### Task statement
Gather each line containing the string "проекта" from these entries.

━━━━

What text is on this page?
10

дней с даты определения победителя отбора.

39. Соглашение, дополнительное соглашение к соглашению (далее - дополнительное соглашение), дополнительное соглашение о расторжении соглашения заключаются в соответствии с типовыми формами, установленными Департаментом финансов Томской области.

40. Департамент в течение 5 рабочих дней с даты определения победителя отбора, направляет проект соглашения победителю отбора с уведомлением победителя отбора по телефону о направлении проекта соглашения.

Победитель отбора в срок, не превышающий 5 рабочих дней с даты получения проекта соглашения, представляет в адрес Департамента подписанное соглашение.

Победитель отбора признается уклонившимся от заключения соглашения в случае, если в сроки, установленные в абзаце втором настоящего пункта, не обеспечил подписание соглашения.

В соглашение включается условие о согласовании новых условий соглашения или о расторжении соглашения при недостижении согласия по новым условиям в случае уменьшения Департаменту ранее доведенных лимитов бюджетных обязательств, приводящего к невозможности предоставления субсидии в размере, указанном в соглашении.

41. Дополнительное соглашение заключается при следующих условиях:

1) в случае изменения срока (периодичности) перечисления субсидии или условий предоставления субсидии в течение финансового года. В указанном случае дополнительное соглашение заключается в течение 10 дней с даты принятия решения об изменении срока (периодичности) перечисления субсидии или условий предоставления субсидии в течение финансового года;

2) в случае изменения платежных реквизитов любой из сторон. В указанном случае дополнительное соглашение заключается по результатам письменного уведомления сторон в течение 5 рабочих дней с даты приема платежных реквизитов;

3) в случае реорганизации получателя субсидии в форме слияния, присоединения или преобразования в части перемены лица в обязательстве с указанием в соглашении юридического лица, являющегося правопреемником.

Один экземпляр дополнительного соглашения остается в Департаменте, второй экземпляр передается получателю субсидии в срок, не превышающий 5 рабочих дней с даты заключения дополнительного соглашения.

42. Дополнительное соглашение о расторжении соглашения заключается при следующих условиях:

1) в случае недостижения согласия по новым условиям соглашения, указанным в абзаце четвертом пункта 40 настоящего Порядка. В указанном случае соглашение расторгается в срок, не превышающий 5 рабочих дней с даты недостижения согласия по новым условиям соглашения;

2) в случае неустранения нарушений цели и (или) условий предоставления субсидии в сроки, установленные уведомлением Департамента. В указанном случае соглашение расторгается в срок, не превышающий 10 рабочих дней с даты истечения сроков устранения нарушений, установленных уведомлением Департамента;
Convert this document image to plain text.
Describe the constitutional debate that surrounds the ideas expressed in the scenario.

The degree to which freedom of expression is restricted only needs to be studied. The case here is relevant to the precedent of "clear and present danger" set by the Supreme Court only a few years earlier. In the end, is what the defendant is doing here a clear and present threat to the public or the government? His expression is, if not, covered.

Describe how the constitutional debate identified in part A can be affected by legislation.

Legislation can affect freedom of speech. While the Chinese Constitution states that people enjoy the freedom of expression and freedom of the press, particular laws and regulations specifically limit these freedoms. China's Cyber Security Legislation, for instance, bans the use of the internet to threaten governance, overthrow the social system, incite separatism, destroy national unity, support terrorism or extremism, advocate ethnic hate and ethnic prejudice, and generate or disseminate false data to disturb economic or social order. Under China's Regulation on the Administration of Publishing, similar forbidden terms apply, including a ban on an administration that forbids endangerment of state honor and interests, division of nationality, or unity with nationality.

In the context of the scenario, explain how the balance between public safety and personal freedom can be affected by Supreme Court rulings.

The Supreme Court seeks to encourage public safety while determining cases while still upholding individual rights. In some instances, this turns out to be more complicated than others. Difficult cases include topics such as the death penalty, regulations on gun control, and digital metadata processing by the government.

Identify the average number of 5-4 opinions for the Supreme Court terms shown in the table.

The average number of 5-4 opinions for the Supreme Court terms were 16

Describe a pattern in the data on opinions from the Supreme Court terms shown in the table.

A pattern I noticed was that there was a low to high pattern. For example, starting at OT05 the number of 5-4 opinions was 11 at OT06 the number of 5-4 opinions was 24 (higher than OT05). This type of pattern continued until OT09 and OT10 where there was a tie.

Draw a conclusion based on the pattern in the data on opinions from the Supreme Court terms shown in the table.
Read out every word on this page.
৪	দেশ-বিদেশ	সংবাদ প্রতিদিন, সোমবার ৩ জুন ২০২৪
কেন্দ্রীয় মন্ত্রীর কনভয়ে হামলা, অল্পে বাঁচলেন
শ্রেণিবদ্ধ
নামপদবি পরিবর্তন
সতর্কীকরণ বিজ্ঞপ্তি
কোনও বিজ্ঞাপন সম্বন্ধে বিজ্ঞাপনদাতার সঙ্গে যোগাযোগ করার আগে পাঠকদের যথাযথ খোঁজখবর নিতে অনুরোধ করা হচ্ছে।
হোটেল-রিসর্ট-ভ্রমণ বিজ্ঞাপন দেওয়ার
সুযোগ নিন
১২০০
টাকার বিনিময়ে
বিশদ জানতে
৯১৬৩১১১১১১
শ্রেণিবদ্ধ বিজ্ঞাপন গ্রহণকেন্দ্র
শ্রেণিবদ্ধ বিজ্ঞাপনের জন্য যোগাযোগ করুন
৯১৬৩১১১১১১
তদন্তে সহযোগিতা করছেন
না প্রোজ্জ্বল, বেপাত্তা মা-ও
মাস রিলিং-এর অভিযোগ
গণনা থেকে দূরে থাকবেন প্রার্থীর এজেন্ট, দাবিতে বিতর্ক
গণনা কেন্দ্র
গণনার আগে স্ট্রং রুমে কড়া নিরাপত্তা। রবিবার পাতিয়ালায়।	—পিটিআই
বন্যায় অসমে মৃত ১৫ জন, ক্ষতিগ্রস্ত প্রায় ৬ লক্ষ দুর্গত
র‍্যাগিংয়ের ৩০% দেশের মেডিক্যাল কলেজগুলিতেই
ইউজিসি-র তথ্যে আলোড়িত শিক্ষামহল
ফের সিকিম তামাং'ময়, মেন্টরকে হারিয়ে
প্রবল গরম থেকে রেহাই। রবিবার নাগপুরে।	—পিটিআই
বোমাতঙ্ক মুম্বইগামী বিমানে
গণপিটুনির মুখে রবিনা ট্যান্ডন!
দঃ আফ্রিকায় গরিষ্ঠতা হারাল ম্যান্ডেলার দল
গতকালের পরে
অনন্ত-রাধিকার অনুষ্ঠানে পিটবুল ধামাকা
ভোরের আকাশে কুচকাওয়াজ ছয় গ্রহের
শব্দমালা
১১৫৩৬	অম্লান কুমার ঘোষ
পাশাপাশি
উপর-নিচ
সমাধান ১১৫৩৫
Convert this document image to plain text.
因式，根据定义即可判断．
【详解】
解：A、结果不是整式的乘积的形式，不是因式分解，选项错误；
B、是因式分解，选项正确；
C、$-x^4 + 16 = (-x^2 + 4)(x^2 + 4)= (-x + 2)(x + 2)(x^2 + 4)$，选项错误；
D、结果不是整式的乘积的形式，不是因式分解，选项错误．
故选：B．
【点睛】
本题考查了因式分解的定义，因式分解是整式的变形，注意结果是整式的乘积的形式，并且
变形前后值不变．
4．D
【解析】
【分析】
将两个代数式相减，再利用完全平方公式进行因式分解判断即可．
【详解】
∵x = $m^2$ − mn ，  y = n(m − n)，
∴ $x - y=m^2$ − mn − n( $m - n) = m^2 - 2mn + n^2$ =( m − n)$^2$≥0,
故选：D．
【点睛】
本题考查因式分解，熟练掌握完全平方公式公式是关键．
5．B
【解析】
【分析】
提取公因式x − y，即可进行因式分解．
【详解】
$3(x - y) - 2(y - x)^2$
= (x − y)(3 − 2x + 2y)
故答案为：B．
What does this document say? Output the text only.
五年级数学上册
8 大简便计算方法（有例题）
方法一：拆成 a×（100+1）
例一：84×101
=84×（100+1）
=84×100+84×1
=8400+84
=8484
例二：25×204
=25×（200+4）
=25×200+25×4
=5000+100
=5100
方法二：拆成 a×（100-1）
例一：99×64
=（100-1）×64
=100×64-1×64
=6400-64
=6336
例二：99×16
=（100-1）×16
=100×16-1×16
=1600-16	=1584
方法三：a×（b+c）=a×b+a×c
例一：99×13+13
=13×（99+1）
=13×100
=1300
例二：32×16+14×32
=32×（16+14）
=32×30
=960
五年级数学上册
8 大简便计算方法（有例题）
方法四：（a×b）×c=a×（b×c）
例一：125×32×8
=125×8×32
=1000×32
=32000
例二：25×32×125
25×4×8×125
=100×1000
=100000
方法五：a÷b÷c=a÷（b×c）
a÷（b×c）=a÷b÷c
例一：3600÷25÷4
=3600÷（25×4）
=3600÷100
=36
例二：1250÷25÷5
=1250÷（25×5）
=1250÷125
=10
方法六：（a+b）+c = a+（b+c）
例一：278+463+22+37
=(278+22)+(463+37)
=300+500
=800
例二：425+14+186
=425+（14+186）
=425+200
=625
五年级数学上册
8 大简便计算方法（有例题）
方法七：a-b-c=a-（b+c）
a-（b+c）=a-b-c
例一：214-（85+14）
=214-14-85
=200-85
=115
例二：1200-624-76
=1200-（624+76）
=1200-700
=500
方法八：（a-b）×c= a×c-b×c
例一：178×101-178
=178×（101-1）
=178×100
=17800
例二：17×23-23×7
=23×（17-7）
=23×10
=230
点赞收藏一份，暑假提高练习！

━━━━

### Task result
40. Департамент в течение 5 рабочих дней с даты определения победителя отбора, направляет проект соглашения победителю отбора с уведомлением победителя отбора по телефону о направлении проекта соглашения.
Победитель отбора в срок, не превышающий 5 рабочих дней с даты получения проекта соглашения, представляет в адрес Департамента подписанное соглашение.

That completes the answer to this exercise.